-- Data items --
::::

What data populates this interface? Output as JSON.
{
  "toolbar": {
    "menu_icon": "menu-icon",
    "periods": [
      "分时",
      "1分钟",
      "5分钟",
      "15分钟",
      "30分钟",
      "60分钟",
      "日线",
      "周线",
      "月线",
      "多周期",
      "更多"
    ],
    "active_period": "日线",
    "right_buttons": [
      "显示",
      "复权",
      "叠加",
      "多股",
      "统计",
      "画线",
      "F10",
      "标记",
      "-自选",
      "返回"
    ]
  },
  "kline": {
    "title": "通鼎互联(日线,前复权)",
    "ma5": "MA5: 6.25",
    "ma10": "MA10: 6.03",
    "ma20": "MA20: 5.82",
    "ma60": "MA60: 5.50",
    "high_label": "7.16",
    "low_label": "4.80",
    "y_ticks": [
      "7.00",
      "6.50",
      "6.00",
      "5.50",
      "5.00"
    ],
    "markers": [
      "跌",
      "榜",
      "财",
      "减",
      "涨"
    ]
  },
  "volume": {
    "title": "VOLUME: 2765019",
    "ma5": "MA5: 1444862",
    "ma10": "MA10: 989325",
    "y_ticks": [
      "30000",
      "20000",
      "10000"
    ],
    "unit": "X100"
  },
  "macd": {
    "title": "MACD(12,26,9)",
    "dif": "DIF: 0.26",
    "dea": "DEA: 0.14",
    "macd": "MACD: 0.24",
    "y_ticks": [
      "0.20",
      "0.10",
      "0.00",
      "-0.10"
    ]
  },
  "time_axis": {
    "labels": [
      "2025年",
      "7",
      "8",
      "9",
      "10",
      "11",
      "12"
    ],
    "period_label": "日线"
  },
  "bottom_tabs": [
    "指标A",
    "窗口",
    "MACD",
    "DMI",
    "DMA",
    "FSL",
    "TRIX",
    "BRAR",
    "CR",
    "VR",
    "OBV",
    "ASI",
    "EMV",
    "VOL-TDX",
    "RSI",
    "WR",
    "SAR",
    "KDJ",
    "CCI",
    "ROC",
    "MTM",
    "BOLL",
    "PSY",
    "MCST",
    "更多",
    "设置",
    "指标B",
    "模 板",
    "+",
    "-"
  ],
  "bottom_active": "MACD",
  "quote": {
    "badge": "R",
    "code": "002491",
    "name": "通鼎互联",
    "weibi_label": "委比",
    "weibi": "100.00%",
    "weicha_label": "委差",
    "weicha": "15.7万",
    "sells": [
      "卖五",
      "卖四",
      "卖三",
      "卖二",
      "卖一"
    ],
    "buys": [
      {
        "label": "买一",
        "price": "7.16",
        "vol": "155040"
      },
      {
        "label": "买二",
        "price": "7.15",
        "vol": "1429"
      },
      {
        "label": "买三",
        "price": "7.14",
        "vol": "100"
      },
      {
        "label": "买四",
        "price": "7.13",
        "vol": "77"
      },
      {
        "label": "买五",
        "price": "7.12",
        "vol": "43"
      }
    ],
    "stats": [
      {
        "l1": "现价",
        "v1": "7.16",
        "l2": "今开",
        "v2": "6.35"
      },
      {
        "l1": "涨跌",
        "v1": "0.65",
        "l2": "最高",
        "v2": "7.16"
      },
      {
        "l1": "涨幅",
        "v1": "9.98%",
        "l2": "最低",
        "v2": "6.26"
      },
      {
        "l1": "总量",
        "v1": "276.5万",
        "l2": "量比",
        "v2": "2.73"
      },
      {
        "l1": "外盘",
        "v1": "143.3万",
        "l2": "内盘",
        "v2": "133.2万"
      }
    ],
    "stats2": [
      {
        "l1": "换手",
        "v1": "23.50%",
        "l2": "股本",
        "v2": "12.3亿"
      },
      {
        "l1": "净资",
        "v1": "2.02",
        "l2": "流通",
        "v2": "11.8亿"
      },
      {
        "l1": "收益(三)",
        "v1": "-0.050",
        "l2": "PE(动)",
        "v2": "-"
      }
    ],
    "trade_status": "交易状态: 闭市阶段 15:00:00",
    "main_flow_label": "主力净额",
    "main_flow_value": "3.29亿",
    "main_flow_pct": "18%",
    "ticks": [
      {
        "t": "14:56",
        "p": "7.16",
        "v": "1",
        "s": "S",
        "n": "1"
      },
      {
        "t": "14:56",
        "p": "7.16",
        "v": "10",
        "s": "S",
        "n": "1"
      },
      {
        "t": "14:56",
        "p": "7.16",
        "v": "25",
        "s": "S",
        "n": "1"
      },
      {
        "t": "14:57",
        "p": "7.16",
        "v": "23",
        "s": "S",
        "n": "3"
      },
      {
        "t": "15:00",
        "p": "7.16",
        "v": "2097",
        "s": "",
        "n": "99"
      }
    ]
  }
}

::::

-- What to do --
Copy each entry exactly, with nothing added or dropped.

-- Result of the task --
What data populates this interface? Output as JSON.
{
  "toolbar": {
    "menu_icon": "menu-icon",
    "periods": [
      "分时",
      "1分钟",
      "5分钟",
      "15分钟",
      "30分钟",
      "60分钟",
      "日线",
      "周线",
      "月线",
      "多周期",
      "更多"
    ],
    "active_period": "日线",
    "right_buttons": [
      "显示",
      "复权",
      "叠加",
      "多股",
      "统计",
      "画线",
      "F10",
      "标记",
      "-自选",
      "返回"
    ]
  },
  "kline": {
    "title": "通鼎互联(日线,前复权)",
    "ma5": "MA5: 6.25",
    "ma10": "MA10: 6.03",
    "ma20": "MA20: 5.82",
    "ma60": "MA60: 5.50",
    "high_label": "7.16",
    "low_label": "4.80",
    "y_ticks": [
      "7.00",
      "6.50",
      "6.00",
      "5.50",
      "5.00"
    ],
    "markers": [
      "跌",
      "榜",
      "财",
      "减",
      "涨"
    ]
  },
  "volume": {
    "title": "VOLUME: 2765019",
    "ma5": "MA5: 1444862",
    "ma10": "MA10: 989325",
    "y_ticks": [
      "30000",
      "20000",
      "10000"
    ],
    "unit": "X100"
  },
  "macd": {
    "title": "MACD(12,26,9)",
    "dif": "DIF: 0.26",
    "dea": "DEA: 0.14",
    "macd": "MACD: 0.24",
    "y_ticks": [
      "0.20",
      "0.10",
      "0.00",
      "-0.10"
    ]
  },
  "time_axis": {
    "labels": [
      "2025年",
      "7",
      "8",
      "9",
      "10",
      "11",
      "12"
    ],
    "period_label": "日线"
  },
  "bottom_tabs": [
    "指标A",
    "窗口",
    "MACD",
    "DMI",
    "DMA",
    "FSL",
    "TRIX",
    "BRAR",
    "CR",
    "VR",
    "OBV",
    "ASI",
    "EMV",
    "VOL-TDX",
    "RSI",
    "WR",
    "SAR",
    "KDJ",
    "CCI",
    "ROC",
    "MTM",
    "BOLL",
    "PSY",
    "MCST",
    "更多",
    "设置",
    "指标B",
    "模 板",
    "+",
    "-"
  ],
  "bottom_active": "MACD",
  "quote": {
    "badge": "R",
    "code": "002491",
    "name": "通鼎互联",
    "weibi_label": "委比",
    "weibi": "100.00%",
    "weicha_label": "委差",
    "weicha": "15.7万",
    "sells": [
      "卖五",
      "卖四",
      "卖三",
      "卖二",
      "卖一"
    ],
    "buys": [
      {
        "label": "买一",
        "price": "7.16",
        "vol": "155040"
      },
      {
        "label": "买二",
        "price": "7.15",
        "vol": "1429"
      },
      {
        "label": "买三",
        "price": "7.14",
        "vol": "100"
      },
      {
        "label": "买四",
        "price": "7.13",
        "vol": "77"
      },
      {
        "label": "买五",
        "price": "7.12",
        "vol": "43"
      }
    ],
    "stats": [
      {
        "l1": "现价",
        "v1": "7.16",
        "l2": "今开",
        "v2": "6.35"
      },
      {
        "l1": "涨跌",
        "v1": "0.65",
        "l2": "最高",
        "v2": "7.16"
      },
      {
        "l1": "涨幅",
        "v1": "9.98%",
        "l2": "最低",
        "v2": "6.26"
      },
      {
        "l1": "总量",
        "v1": "276.5万",
        "l2": "量比",
        "v2": "2.73"
      },
      {
        "l1": "外盘",
        "v1": "143.3万",
        "l2": "内盘",
        "v2": "133.2万"
      }
    ],
    "stats2": [
      {
        "l1": "换手",
        "v1": "23.50%",
        "l2": "股本",
        "v2": "12.3亿"
      },
      {
        "l1": "净资",
        "v1": "2.02",
        "l2": "流通",
        "v2": "11.8亿"
      },
      {
        "l1": "收益(三)",
        "v1": "-0.050",
        "l2": "PE(动)",
        "v2": "-"
      }
    ],
    "trade_status": "交易状态: 闭市阶段 15:00:00",
    "main_flow_label": "主力净额",
    "main_flow_value": "3.29亿",
    "main_flow_pct": "18%",
    "ticks": [
      {
        "t": "14:56",
        "p": "7.16",
        "v": "1",
        "s": "S",
        "n": "1"
      },
      {
        "t": "14:56",
        "p": "7.16",
        "v": "10",
        "s": "S",
        "n": "1"
      },
      {
        "t": "14:56",
        "p": "7.16",
        "v": "25",
        "s": "S",
        "n": "1"
      },
      {
        "t": "14:57",
        "p": "7.16",
        "v": "23",
        "s": "S",
        "n": "3"
      },
      {
        "t": "15:00",
        "p": "7.16",
        "v": "2097",
        "s": "",
        "n": "99"
      }
    ]
  }
}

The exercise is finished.